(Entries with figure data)
◇ ◇ ◇ ◇ ◇ ◇ ◇
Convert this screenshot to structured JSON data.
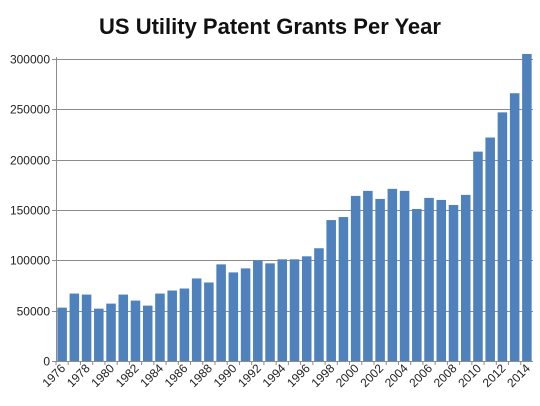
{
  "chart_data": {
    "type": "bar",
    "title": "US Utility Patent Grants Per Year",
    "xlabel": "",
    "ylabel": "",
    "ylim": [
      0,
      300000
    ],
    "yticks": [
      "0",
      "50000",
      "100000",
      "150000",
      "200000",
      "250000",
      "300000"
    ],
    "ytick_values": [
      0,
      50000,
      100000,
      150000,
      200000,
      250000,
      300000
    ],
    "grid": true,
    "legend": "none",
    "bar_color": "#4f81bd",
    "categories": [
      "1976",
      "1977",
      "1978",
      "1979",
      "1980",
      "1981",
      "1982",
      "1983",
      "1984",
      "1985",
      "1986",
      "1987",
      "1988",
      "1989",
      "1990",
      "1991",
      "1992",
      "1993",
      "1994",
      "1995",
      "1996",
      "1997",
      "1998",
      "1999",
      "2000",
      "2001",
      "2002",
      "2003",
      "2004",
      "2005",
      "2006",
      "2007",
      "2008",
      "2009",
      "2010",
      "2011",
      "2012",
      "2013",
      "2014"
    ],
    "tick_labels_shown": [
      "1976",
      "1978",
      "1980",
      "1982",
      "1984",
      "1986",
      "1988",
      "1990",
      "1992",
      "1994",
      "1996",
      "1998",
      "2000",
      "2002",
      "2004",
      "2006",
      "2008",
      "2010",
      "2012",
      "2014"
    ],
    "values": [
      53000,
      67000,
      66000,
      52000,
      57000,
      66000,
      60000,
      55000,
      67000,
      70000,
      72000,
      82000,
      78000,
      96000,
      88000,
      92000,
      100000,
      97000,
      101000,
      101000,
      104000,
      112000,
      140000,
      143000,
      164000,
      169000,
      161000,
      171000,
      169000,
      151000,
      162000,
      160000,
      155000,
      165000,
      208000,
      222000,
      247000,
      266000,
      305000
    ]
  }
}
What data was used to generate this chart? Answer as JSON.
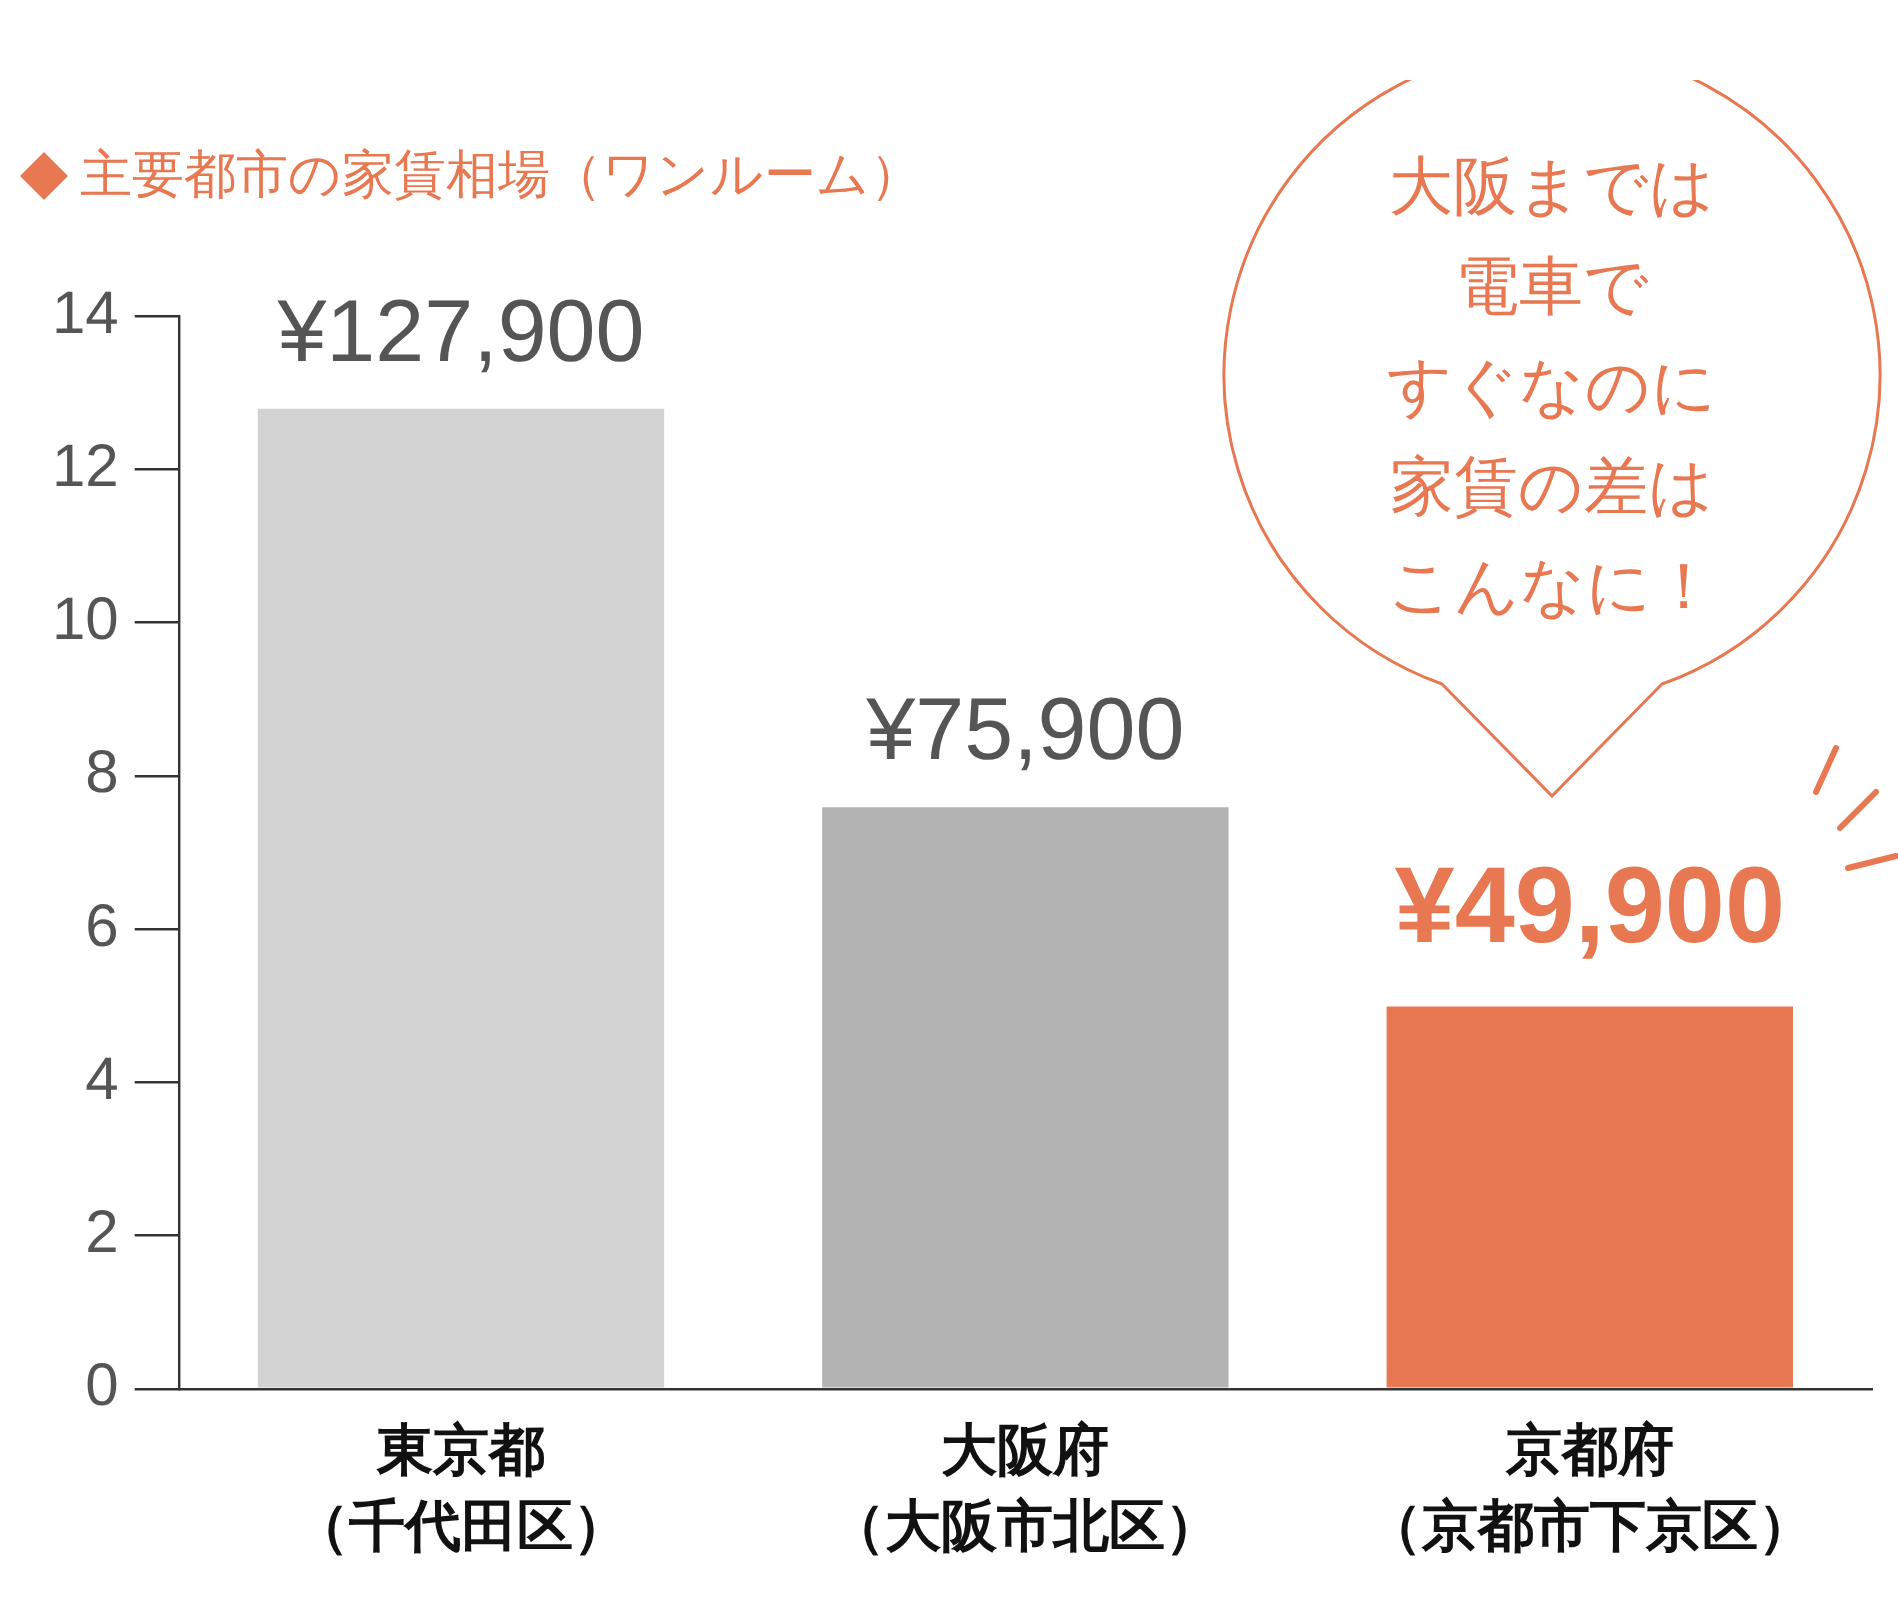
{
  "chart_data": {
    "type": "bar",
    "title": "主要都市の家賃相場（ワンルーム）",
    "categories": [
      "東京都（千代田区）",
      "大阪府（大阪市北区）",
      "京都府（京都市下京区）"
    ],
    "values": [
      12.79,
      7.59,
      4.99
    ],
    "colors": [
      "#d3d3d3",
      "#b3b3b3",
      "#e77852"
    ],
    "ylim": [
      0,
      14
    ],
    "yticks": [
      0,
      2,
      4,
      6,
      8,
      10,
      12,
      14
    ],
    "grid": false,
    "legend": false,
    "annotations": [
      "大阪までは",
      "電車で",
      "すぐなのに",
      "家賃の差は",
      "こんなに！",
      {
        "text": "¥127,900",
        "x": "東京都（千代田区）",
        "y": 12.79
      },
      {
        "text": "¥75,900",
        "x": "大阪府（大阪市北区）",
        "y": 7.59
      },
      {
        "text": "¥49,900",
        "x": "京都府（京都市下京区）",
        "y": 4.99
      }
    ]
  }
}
◇ ◇ ◇ ◇ ◇ ◇ ◇
### Problem details
Return the records exactly. Don't carry the pictures over.

### Solution to this exercise
Convert this screenshot to structured JSON data.
{
  "chart_data": {
    "type": "bar",
    "title": "US Utility Patent Grants Per Year",
    "xlabel": "",
    "ylabel": "",
    "ylim": [
      0,
      300000
    ],
    "yticks": [
      "0",
      "50000",
      "100000",
      "150000",
      "200000",
      "250000",
      "300000"
    ],
    "ytick_values": [
      0,
      50000,
      100000,
      150000,
      200000,
      250000,
      300000
    ],
    "grid": true,
    "legend": "none",
    "bar_color": "#4f81bd",
    "categories": [
      "1976",
      "1977",
      "1978",
      "1979",
      "1980",
      "1981",
      "1982",
      "1983",
      "1984",
      "1985",
      "1986",
      "1987",
      "1988",
      "1989",
      "1990",
      "1991",
      "1992",
      "1993",
      "1994",
      "1995",
      "1996",
      "1997",
      "1998",
      "1999",
      "2000",
      "2001",
      "2002",
      "2003",
      "2004",
      "2005",
      "2006",
      "2007",
      "2008",
      "2009",
      "2010",
      "2011",
      "2012",
      "2013",
      "2014"
    ],
    "tick_labels_shown": [
      "1976",
      "1978",
      "1980",
      "1982",
      "1984",
      "1986",
      "1988",
      "1990",
      "1992",
      "1994",
      "1996",
      "1998",
      "2000",
      "2002",
      "2004",
      "2006",
      "2008",
      "2010",
      "2012",
      "2014"
    ],
    "values": [
      53000,
      67000,
      66000,
      52000,
      57000,
      66000,
      60000,
      55000,
      67000,
      70000,
      72000,
      82000,
      78000,
      96000,
      88000,
      92000,
      100000,
      97000,
      101000,
      101000,
      104000,
      112000,
      140000,
      143000,
      164000,
      169000,
      161000,
      171000,
      169000,
      151000,
      162000,
      160000,
      155000,
      165000,
      208000,
      222000,
      247000,
      266000,
      305000
    ]
  }
}
What data was used to generate this chart? Answer as JSON.
{
  "chart_data": {
    "type": "bar",
    "title": "主要都市の家賃相場（ワンルーム）",
    "categories": [
      "東京都（千代田区）",
      "大阪府（大阪市北区）",
      "京都府（京都市下京区）"
    ],
    "values": [
      12.79,
      7.59,
      4.99
    ],
    "colors": [
      "#d3d3d3",
      "#b3b3b3",
      "#e77852"
    ],
    "ylim": [
      0,
      14
    ],
    "yticks": [
      0,
      2,
      4,
      6,
      8,
      10,
      12,
      14
    ],
    "grid": false,
    "legend": false,
    "annotations": [
      "大阪までは",
      "電車で",
      "すぐなのに",
      "家賃の差は",
      "こんなに！",
      {
        "text": "¥127,900",
        "x": "東京都（千代田区）",
        "y": 12.79
      },
      {
        "text": "¥75,900",
        "x": "大阪府（大阪市北区）",
        "y": 7.59
      },
      {
        "text": "¥49,900",
        "x": "京都府（京都市下京区）",
        "y": 4.99
      }
    ]
  }
}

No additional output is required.